* Start Records provided *
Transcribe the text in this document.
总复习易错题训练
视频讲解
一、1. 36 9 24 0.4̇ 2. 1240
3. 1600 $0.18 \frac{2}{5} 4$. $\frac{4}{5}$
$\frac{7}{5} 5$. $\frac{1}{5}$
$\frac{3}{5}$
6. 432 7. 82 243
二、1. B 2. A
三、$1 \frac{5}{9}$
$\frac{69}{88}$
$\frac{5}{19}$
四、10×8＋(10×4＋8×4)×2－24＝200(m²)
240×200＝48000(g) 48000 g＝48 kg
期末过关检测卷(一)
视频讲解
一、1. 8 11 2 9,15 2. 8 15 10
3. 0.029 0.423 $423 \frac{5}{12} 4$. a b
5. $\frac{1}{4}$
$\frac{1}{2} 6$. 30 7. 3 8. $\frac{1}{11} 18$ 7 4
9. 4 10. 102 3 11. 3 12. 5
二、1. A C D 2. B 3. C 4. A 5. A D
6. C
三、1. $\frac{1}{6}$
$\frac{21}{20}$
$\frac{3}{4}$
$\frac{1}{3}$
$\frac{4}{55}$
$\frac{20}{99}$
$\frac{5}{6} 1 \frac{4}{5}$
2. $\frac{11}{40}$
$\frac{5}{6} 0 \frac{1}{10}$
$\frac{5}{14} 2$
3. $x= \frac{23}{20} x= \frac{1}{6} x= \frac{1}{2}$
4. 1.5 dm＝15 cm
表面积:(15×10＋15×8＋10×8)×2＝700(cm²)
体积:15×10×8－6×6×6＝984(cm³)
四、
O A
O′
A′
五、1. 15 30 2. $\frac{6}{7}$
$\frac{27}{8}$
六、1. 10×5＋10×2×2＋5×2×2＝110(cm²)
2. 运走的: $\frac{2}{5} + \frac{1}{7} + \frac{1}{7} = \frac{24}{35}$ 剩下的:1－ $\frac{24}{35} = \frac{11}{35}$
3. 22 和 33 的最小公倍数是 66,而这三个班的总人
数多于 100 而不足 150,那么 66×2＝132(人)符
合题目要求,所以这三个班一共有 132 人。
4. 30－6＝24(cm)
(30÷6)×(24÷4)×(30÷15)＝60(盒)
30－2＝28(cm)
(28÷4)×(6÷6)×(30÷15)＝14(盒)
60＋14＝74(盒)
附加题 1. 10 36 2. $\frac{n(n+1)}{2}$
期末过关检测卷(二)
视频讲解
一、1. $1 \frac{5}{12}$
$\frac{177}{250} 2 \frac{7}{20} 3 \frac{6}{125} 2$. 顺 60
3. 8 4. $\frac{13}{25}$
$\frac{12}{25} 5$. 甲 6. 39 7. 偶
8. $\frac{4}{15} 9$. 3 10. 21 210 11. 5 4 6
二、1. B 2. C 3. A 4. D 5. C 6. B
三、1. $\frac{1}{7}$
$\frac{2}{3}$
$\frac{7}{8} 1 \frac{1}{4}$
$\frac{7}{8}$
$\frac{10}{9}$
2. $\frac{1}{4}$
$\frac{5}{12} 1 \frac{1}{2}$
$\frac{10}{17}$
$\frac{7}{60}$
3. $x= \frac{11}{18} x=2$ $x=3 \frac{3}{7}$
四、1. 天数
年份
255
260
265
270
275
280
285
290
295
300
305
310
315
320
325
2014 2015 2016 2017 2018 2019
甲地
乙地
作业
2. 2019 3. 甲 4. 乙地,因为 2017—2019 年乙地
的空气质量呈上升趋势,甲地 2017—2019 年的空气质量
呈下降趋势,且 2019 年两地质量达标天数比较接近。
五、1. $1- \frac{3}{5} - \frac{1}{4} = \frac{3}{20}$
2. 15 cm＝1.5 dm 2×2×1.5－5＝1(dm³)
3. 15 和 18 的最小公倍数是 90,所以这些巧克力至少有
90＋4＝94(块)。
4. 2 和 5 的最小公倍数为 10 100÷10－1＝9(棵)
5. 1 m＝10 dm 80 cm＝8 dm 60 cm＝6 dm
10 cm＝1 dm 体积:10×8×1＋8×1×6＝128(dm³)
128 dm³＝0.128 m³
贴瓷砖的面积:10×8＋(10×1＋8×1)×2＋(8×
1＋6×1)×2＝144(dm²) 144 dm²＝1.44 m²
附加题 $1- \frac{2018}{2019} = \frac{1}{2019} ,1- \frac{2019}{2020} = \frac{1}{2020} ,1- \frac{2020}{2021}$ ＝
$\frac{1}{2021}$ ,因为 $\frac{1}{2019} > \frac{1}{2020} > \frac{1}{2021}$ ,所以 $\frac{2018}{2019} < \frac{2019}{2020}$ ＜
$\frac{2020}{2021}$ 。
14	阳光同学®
* End Records provided *
◆ Task to complete
Retype every record above exactly as it appears.

◆ Complete output
Transcribe the text in this document.
总复习易错题训练
视频讲解
一、1. 36 9 24 0.4̇ 2. 1240
3. 1600 $0.18 \frac{2}{5} 4$. $\frac{4}{5}$
$\frac{7}{5} 5$. $\frac{1}{5}$
$\frac{3}{5}$
6. 432 7. 82 243
二、1. B 2. A
三、$1 \frac{5}{9}$
$\frac{69}{88}$
$\frac{5}{19}$
四、10×8＋(10×4＋8×4)×2－24＝200(m²)
240×200＝48000(g) 48000 g＝48 kg
期末过关检测卷(一)
视频讲解
一、1. 8 11 2 9,15 2. 8 15 10
3. 0.029 0.423 $423 \frac{5}{12} 4$. a b
5. $\frac{1}{4}$
$\frac{1}{2} 6$. 30 7. 3 8. $\frac{1}{11} 18$ 7 4
9. 4 10. 102 3 11. 3 12. 5
二、1. A C D 2. B 3. C 4. A 5. A D
6. C
三、1. $\frac{1}{6}$
$\frac{21}{20}$
$\frac{3}{4}$
$\frac{1}{3}$
$\frac{4}{55}$
$\frac{20}{99}$
$\frac{5}{6} 1 \frac{4}{5}$
2. $\frac{11}{40}$
$\frac{5}{6} 0 \frac{1}{10}$
$\frac{5}{14} 2$
3. $x= \frac{23}{20} x= \frac{1}{6} x= \frac{1}{2}$
4. 1.5 dm＝15 cm
表面积:(15×10＋15×8＋10×8)×2＝700(cm²)
体积:15×10×8－6×6×6＝984(cm³)
四、
O A
O′
A′
五、1. 15 30 2. $\frac{6}{7}$
$\frac{27}{8}$
六、1. 10×5＋10×2×2＋5×2×2＝110(cm²)
2. 运走的: $\frac{2}{5} + \frac{1}{7} + \frac{1}{7} = \frac{24}{35}$ 剩下的:1－ $\frac{24}{35} = \frac{11}{35}$
3. 22 和 33 的最小公倍数是 66,而这三个班的总人
数多于 100 而不足 150,那么 66×2＝132(人)符
合题目要求,所以这三个班一共有 132 人。
4. 30－6＝24(cm)
(30÷6)×(24÷4)×(30÷15)＝60(盒)
30－2＝28(cm)
(28÷4)×(6÷6)×(30÷15)＝14(盒)
60＋14＝74(盒)
附加题 1. 10 36 2. $\frac{n(n+1)}{2}$
期末过关检测卷(二)
视频讲解
一、1. $1 \frac{5}{12}$
$\frac{177}{250} 2 \frac{7}{20} 3 \frac{6}{125} 2$. 顺 60
3. 8 4. $\frac{13}{25}$
$\frac{12}{25} 5$. 甲 6. 39 7. 偶
8. $\frac{4}{15} 9$. 3 10. 21 210 11. 5 4 6
二、1. B 2. C 3. A 4. D 5. C 6. B
三、1. $\frac{1}{7}$
$\frac{2}{3}$
$\frac{7}{8} 1 \frac{1}{4}$
$\frac{7}{8}$
$\frac{10}{9}$
2. $\frac{1}{4}$
$\frac{5}{12} 1 \frac{1}{2}$
$\frac{10}{17}$
$\frac{7}{60}$
3. $x= \frac{11}{18} x=2$ $x=3 \frac{3}{7}$
四、1. 天数
年份
255
260
265
270
275
280
285
290
295
300
305
310
315
320
325
2014 2015 2016 2017 2018 2019
甲地
乙地
作业
2. 2019 3. 甲 4. 乙地,因为 2017—2019 年乙地
的空气质量呈上升趋势,甲地 2017—2019 年的空气质量
呈下降趋势,且 2019 年两地质量达标天数比较接近。
五、1. $1- \frac{3}{5} - \frac{1}{4} = \frac{3}{20}$
2. 15 cm＝1.5 dm 2×2×1.5－5＝1(dm³)
3. 15 和 18 的最小公倍数是 90,所以这些巧克力至少有
90＋4＝94(块)。
4. 2 和 5 的最小公倍数为 10 100÷10－1＝9(棵)
5. 1 m＝10 dm 80 cm＝8 dm 60 cm＝6 dm
10 cm＝1 dm 体积:10×8×1＋8×1×6＝128(dm³)
128 dm³＝0.128 m³
贴瓷砖的面积:10×8＋(10×1＋8×1)×2＋(8×
1＋6×1)×2＝144(dm²) 144 dm²＝1.44 m²
附加题 $1- \frac{2018}{2019} = \frac{1}{2019} ,1- \frac{2019}{2020} = \frac{1}{2020} ,1- \frac{2020}{2021}$ ＝
$\frac{1}{2021}$ ,因为 $\frac{1}{2019} > \frac{1}{2020} > \frac{1}{2021}$ ,所以 $\frac{2018}{2019} < \frac{2019}{2020}$ ＜
$\frac{2020}{2021}$ 。
14	阳光同学®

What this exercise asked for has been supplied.